• [DATASET ROWS]:
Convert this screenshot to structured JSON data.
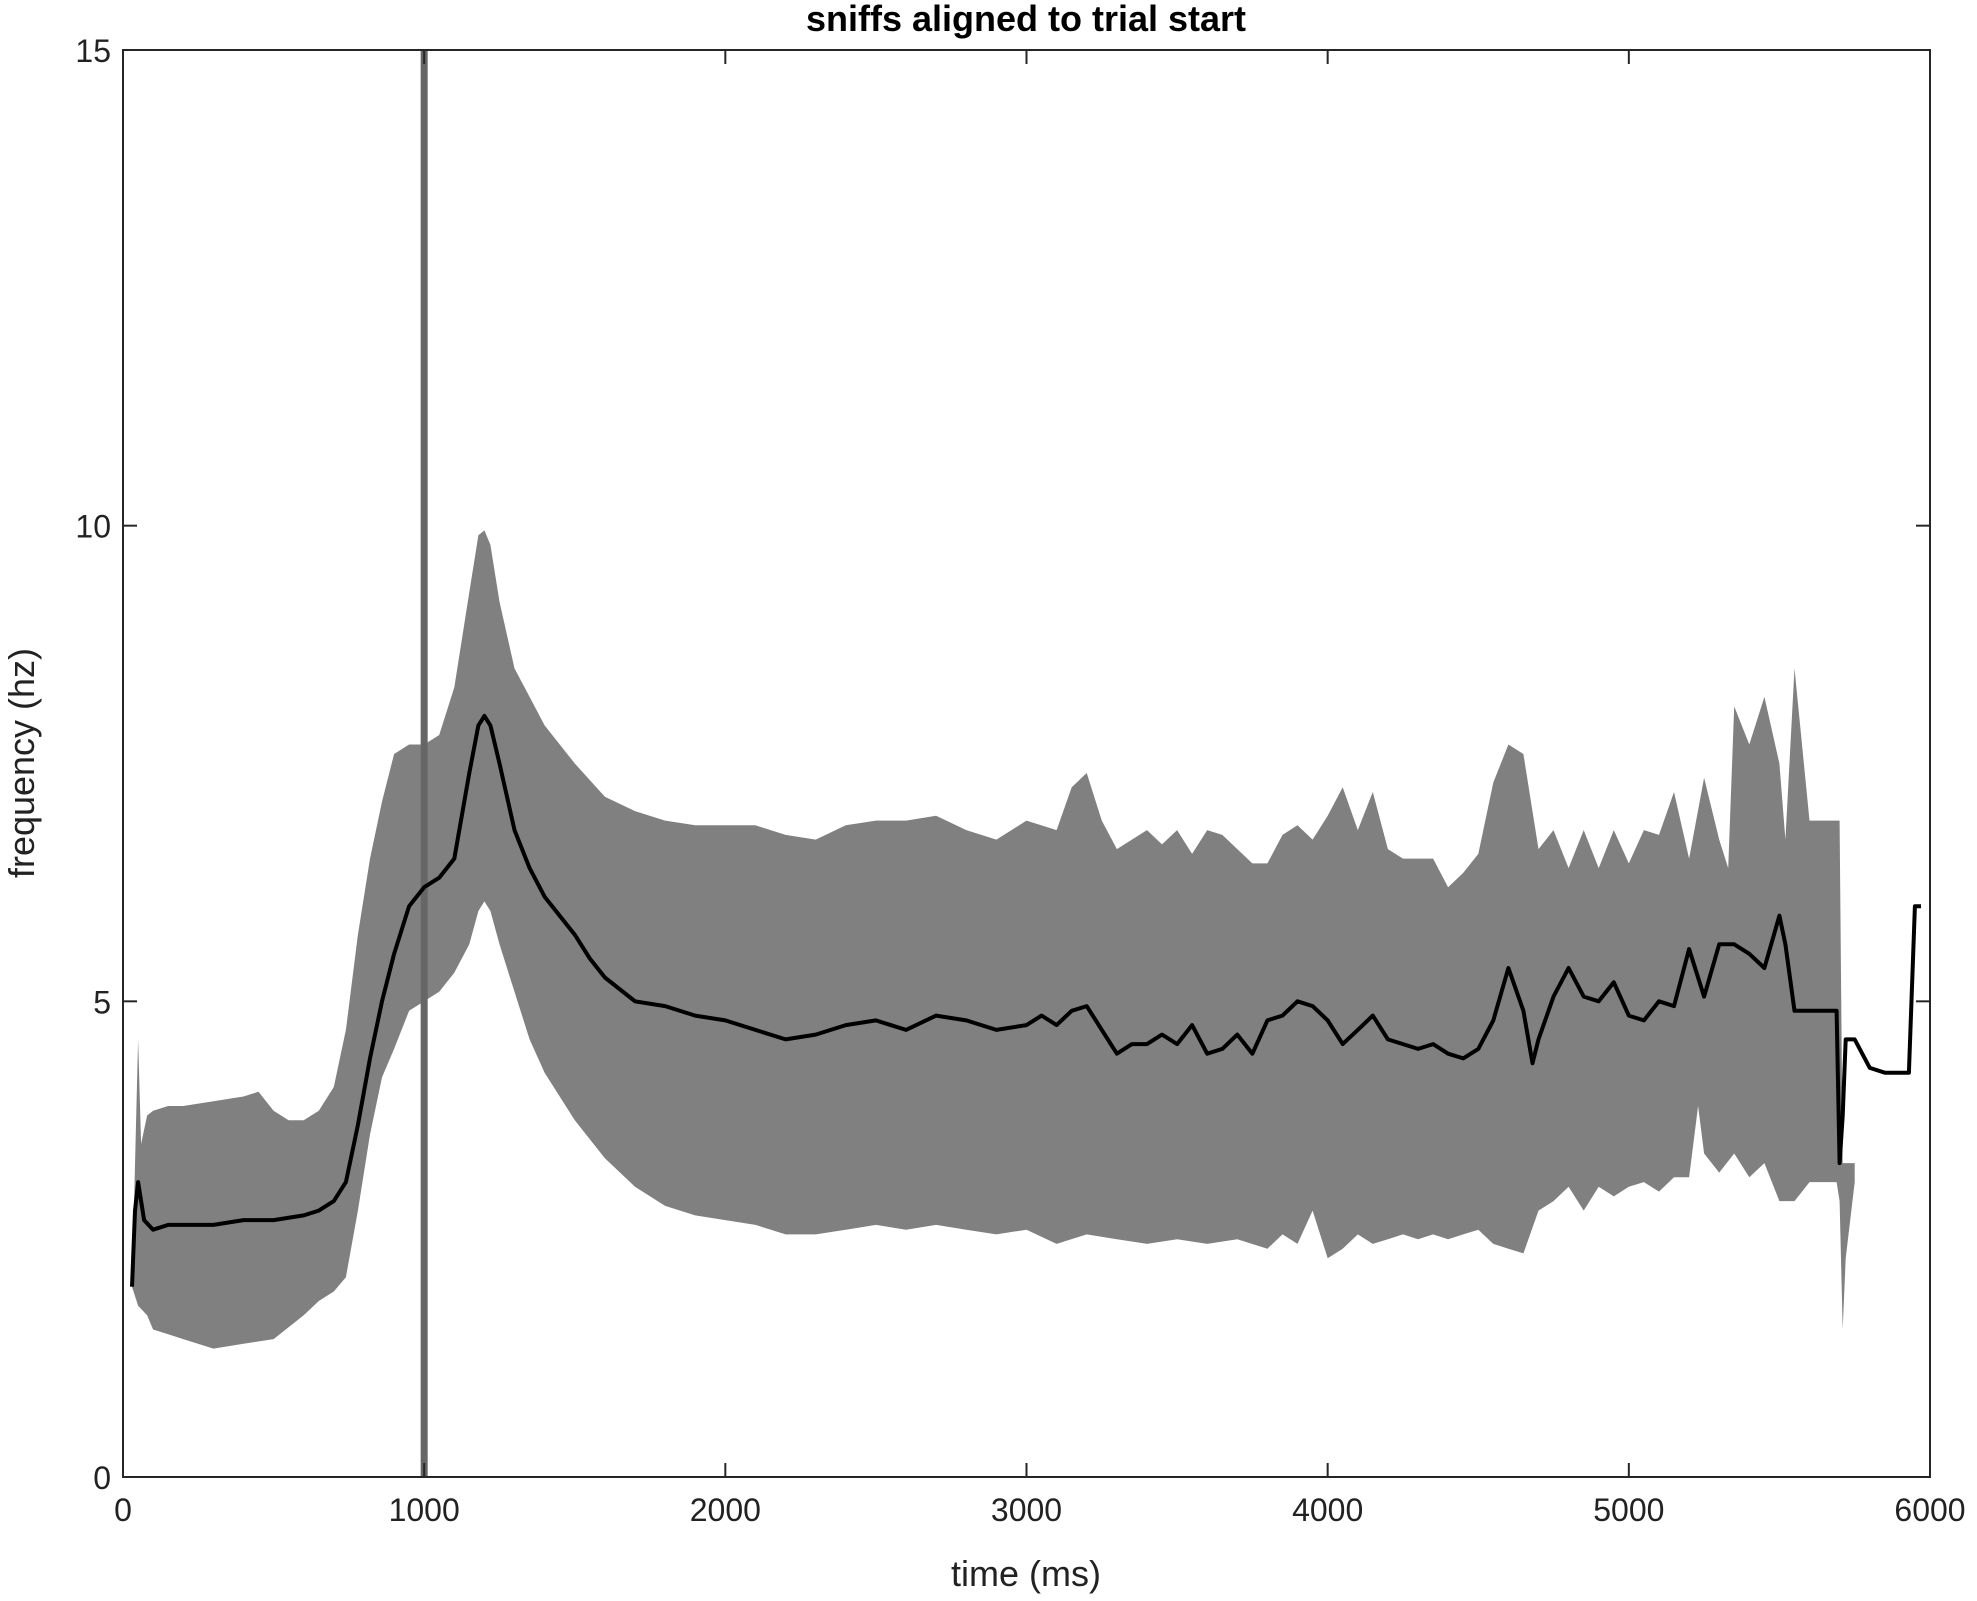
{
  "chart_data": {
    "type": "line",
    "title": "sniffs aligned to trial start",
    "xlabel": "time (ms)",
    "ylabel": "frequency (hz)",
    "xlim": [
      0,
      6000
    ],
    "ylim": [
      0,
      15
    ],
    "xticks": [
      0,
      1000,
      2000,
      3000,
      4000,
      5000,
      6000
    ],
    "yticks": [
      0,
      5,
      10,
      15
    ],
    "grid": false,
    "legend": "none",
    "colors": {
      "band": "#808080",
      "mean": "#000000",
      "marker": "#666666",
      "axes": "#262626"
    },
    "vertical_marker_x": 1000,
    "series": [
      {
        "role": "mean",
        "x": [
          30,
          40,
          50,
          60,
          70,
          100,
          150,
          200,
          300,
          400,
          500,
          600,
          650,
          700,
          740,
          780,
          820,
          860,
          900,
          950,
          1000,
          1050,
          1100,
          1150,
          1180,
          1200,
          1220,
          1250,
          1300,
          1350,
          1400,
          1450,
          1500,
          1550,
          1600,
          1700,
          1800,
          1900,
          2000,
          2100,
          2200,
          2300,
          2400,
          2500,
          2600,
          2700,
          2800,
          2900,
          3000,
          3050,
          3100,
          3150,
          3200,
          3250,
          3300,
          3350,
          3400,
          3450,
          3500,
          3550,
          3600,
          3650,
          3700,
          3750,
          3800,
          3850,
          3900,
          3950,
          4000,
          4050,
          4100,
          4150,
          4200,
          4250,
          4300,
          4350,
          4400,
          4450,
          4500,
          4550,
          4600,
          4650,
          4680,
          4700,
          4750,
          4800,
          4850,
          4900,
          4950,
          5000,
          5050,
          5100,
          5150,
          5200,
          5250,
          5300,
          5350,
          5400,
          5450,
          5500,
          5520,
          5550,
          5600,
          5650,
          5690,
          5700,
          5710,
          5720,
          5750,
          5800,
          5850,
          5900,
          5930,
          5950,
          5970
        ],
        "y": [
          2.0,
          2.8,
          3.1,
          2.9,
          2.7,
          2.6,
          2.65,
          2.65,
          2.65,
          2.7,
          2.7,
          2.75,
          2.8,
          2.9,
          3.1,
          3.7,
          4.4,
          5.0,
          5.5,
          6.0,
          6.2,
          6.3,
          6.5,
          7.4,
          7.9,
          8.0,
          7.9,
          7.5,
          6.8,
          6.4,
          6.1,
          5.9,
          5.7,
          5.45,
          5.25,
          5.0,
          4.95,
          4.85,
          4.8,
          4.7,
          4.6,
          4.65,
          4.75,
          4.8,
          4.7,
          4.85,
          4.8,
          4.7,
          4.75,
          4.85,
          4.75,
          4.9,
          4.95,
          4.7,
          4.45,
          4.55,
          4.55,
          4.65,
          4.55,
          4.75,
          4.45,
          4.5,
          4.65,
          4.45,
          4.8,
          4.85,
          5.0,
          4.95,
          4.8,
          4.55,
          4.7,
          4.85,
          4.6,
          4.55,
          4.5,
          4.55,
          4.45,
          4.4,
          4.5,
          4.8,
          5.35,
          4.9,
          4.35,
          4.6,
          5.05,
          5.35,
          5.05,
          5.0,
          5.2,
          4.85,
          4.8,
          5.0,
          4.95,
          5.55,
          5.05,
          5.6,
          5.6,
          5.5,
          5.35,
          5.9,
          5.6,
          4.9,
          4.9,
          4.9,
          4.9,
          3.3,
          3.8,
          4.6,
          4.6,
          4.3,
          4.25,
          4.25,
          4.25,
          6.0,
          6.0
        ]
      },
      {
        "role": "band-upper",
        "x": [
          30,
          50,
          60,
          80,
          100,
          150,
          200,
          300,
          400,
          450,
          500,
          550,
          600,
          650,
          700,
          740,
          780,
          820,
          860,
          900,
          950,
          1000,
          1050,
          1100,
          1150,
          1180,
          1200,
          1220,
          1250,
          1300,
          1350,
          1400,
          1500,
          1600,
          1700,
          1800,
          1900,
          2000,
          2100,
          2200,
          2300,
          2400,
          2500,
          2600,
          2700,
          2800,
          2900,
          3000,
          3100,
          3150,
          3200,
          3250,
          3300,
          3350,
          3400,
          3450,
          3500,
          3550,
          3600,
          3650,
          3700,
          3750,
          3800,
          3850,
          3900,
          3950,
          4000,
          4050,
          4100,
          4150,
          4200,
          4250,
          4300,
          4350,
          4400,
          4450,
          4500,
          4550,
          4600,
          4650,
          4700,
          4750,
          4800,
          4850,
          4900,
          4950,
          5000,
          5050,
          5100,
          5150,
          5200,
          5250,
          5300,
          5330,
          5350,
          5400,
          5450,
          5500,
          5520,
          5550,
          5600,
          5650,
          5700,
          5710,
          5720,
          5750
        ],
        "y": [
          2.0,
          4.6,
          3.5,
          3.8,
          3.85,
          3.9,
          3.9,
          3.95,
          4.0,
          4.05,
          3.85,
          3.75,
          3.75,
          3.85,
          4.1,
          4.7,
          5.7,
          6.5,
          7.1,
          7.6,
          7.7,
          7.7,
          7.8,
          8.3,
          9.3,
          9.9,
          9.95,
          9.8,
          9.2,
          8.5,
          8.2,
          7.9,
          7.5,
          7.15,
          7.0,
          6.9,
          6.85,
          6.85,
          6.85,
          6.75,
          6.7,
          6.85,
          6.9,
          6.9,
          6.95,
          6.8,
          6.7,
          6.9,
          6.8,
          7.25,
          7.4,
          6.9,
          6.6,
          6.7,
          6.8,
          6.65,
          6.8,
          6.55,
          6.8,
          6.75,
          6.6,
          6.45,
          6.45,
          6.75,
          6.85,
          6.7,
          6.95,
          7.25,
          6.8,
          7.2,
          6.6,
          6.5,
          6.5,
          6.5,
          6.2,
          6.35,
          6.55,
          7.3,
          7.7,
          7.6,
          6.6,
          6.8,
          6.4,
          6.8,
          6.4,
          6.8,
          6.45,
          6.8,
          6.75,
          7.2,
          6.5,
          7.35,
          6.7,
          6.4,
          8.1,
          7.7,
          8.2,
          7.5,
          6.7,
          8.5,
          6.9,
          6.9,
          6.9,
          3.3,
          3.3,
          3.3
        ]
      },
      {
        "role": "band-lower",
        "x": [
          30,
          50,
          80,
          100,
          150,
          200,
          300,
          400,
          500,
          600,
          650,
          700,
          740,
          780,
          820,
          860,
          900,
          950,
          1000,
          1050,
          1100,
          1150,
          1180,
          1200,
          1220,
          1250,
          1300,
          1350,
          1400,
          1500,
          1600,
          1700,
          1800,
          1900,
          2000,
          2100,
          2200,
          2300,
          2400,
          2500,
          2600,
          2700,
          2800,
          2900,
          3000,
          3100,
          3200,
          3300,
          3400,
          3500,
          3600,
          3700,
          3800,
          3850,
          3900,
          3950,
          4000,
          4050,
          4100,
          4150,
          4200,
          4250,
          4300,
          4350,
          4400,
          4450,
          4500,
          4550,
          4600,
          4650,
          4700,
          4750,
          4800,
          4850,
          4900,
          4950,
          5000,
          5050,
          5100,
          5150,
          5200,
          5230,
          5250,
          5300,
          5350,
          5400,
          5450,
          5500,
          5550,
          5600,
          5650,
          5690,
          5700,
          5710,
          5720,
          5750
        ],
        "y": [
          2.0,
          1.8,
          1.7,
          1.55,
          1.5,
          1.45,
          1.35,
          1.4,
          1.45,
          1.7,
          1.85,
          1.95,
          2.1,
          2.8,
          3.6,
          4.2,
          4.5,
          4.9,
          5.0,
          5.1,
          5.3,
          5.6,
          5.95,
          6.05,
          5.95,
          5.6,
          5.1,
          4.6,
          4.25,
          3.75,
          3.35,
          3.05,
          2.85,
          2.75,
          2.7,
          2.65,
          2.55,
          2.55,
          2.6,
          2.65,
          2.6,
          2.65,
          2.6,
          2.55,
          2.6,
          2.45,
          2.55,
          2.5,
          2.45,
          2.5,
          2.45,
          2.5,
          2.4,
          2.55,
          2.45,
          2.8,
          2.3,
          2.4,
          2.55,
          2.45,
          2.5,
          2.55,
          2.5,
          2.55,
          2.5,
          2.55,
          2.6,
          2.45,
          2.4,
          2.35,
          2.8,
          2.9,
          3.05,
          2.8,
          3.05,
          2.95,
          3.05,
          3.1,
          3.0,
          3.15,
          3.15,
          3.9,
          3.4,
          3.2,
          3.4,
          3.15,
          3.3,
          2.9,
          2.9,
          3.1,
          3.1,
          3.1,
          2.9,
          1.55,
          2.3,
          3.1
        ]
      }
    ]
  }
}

• [WHAT IS NEEDED]:
Pick out the lines above that hold the string "band" and show them.

• [ANSWER TO THE TASK]:
      "band": "#808080",
        "role": "band-upper",
        "role": "band-lower",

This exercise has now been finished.